- **What you have to do**: Review the listing and copy each line that holds the word "data".

— begin Records provided —

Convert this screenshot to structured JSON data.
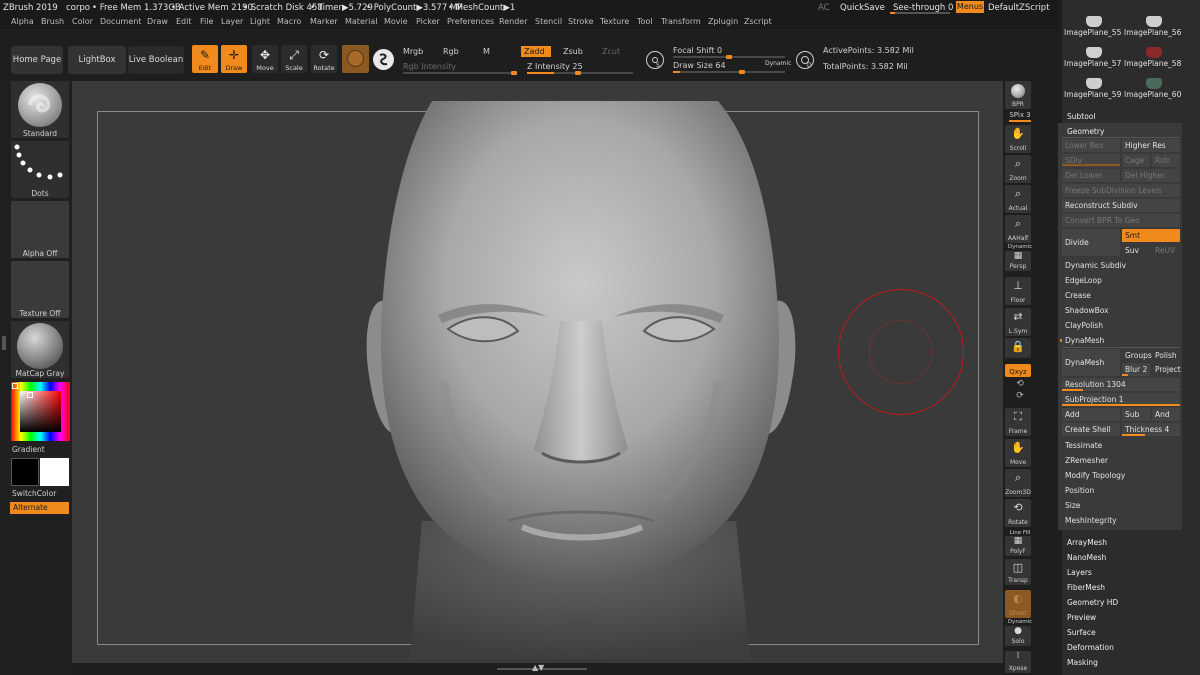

— end Records provided —
— begin Records provided —

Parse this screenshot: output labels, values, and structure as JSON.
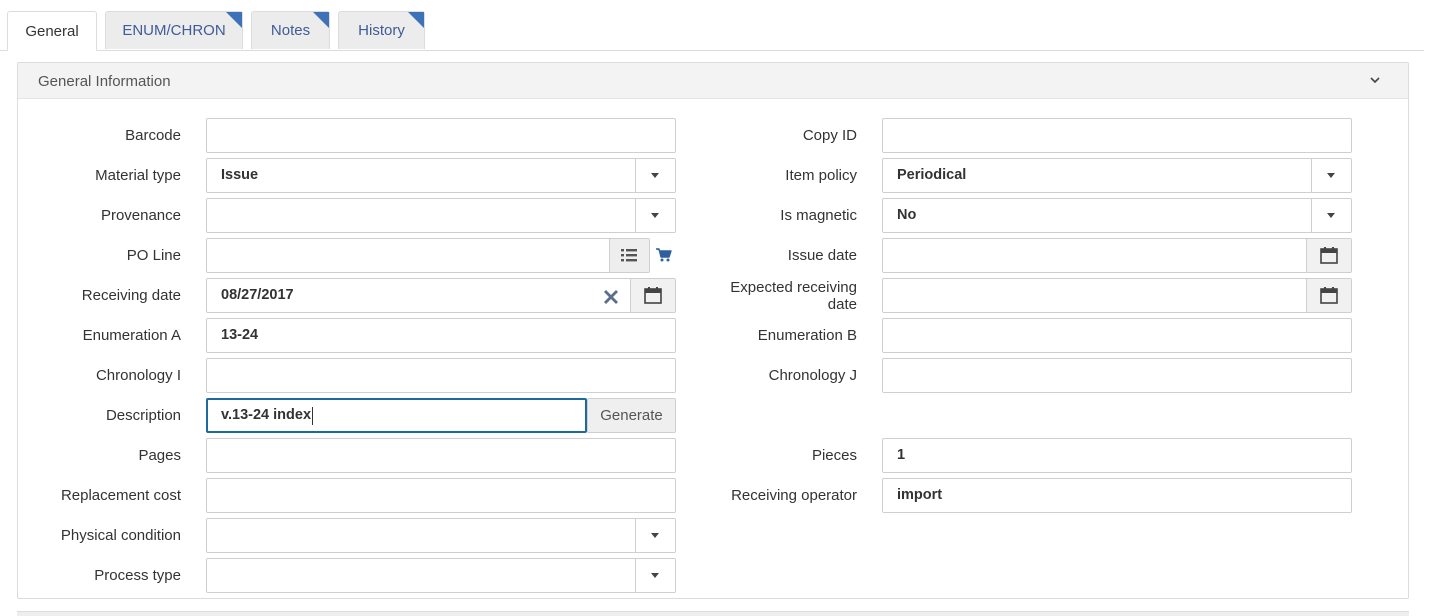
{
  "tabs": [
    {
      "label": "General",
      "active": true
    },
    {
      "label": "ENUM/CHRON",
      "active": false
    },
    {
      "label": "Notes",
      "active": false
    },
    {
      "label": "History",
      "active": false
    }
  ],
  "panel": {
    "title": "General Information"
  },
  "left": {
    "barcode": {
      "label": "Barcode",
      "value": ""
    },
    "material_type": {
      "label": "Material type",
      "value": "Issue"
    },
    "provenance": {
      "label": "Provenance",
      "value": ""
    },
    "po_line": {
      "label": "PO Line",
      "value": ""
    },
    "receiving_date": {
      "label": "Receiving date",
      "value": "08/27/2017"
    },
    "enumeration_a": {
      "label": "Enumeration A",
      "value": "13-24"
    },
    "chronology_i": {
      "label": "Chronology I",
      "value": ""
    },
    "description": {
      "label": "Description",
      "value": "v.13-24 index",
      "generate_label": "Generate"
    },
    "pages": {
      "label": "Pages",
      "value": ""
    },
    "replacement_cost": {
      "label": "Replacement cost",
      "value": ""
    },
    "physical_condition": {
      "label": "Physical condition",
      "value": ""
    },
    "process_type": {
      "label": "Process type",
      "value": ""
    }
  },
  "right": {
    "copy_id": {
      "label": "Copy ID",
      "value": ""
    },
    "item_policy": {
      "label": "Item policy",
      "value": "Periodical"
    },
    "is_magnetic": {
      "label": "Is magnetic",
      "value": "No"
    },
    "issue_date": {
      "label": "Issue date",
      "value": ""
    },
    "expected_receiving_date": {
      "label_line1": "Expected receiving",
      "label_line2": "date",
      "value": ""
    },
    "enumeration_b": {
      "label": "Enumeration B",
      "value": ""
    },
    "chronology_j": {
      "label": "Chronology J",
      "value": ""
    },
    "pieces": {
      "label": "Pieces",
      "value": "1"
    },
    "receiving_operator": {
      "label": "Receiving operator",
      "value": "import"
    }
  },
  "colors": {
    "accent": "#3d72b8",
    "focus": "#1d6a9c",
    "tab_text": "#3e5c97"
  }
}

— end Records provided —
— begin Records provided —

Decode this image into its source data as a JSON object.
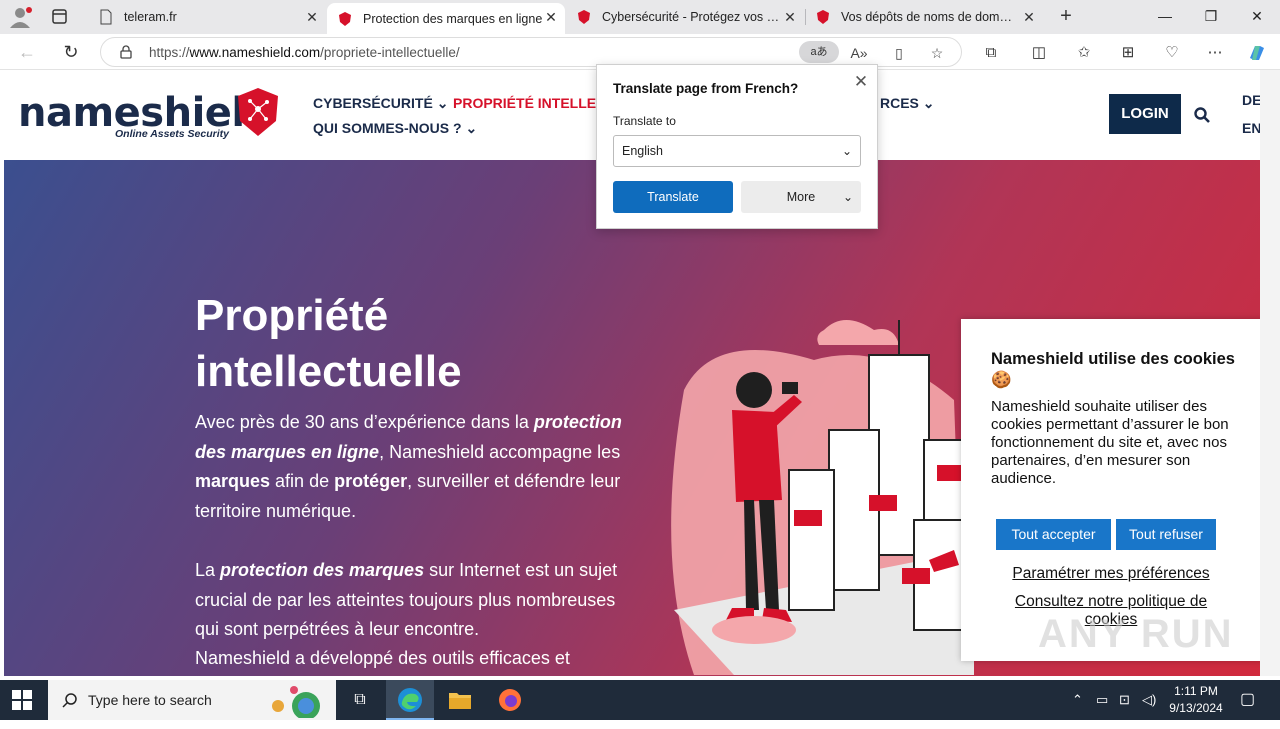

— end Records provided —

- **Output of the exercise**:
Convert this screenshot to structured JSON data.
Decode this image into its source data as a JSON object.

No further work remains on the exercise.